#### [Stored data]
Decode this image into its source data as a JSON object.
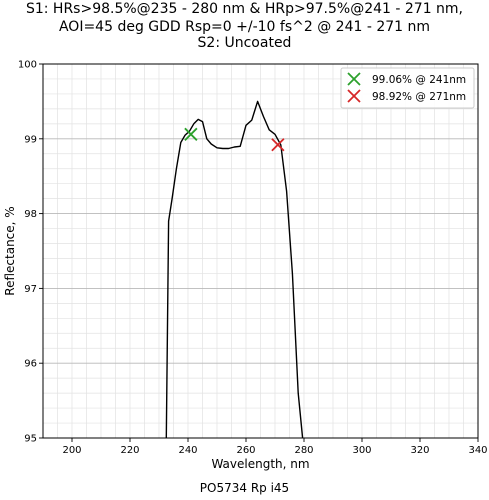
{
  "header": {
    "title_lines": [
      "S1: HRs>98.5%@235 - 280 nm & HRp>97.5%@241 - 271 nm,",
      "AOI=45 deg GDD Rsp=0 +/-10 fs^2 @ 241 - 271 nm",
      "S2: Uncoated"
    ]
  },
  "footer": {
    "caption": "PO5734 Rp i45"
  },
  "chart_data": {
    "type": "line",
    "xlabel": "Wavelength, nm",
    "ylabel": "Reflectance, %",
    "xlim": [
      190,
      340
    ],
    "ylim": [
      95,
      100
    ],
    "x_ticks": [
      200,
      220,
      240,
      260,
      280,
      300,
      320,
      340
    ],
    "y_ticks": [
      95,
      96,
      97,
      98,
      99,
      100
    ],
    "grid": "major and minor",
    "line_color": "#000000",
    "series": [
      {
        "x": [
          232.5,
          233.3,
          234.5,
          236,
          237.5,
          239,
          240.5,
          242,
          243.5,
          245,
          246.5,
          248,
          250,
          252,
          254,
          256,
          258,
          260,
          262,
          264,
          266,
          268,
          270,
          272,
          274,
          276,
          278,
          279.5
        ],
        "y": [
          95.0,
          97.9,
          98.2,
          98.6,
          98.95,
          99.05,
          99.1,
          99.2,
          99.26,
          99.23,
          99.0,
          98.93,
          98.88,
          98.87,
          98.87,
          98.89,
          98.9,
          99.18,
          99.25,
          99.5,
          99.3,
          99.12,
          99.06,
          98.92,
          98.3,
          97.2,
          95.6,
          95.0
        ]
      }
    ],
    "legend": {
      "position": "top-right",
      "entries": [
        {
          "label": "99.06% @ 241nm",
          "color": "#2ca02c",
          "marker": "x",
          "x": 241,
          "y": 99.06
        },
        {
          "label": "98.92% @ 271nm",
          "color": "#d62728",
          "marker": "x",
          "x": 271,
          "y": 98.92
        }
      ]
    }
  }
}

#### [Stated exercise]
From the material above, copy everything exactly but the pictures.

#### [Full response]
Decode this image into its source data as a JSON object.
{
  "header": {
    "title_lines": [
      "S1: HRs>98.5%@235 - 280 nm & HRp>97.5%@241 - 271 nm,",
      "AOI=45 deg GDD Rsp=0 +/-10 fs^2 @ 241 - 271 nm",
      "S2: Uncoated"
    ]
  },
  "footer": {
    "caption": "PO5734 Rp i45"
  },
  "chart_data": {
    "type": "line",
    "xlabel": "Wavelength, nm",
    "ylabel": "Reflectance, %",
    "xlim": [
      190,
      340
    ],
    "ylim": [
      95,
      100
    ],
    "x_ticks": [
      200,
      220,
      240,
      260,
      280,
      300,
      320,
      340
    ],
    "y_ticks": [
      95,
      96,
      97,
      98,
      99,
      100
    ],
    "grid": "major and minor",
    "line_color": "#000000",
    "series": [
      {
        "x": [
          232.5,
          233.3,
          234.5,
          236,
          237.5,
          239,
          240.5,
          242,
          243.5,
          245,
          246.5,
          248,
          250,
          252,
          254,
          256,
          258,
          260,
          262,
          264,
          266,
          268,
          270,
          272,
          274,
          276,
          278,
          279.5
        ],
        "y": [
          95.0,
          97.9,
          98.2,
          98.6,
          98.95,
          99.05,
          99.1,
          99.2,
          99.26,
          99.23,
          99.0,
          98.93,
          98.88,
          98.87,
          98.87,
          98.89,
          98.9,
          99.18,
          99.25,
          99.5,
          99.3,
          99.12,
          99.06,
          98.92,
          98.3,
          97.2,
          95.6,
          95.0
        ]
      }
    ],
    "legend": {
      "position": "top-right",
      "entries": [
        {
          "label": "99.06% @ 241nm",
          "color": "#2ca02c",
          "marker": "x",
          "x": 241,
          "y": 99.06
        },
        {
          "label": "98.92% @ 271nm",
          "color": "#d62728",
          "marker": "x",
          "x": 271,
          "y": 98.92
        }
      ]
    }
  }
}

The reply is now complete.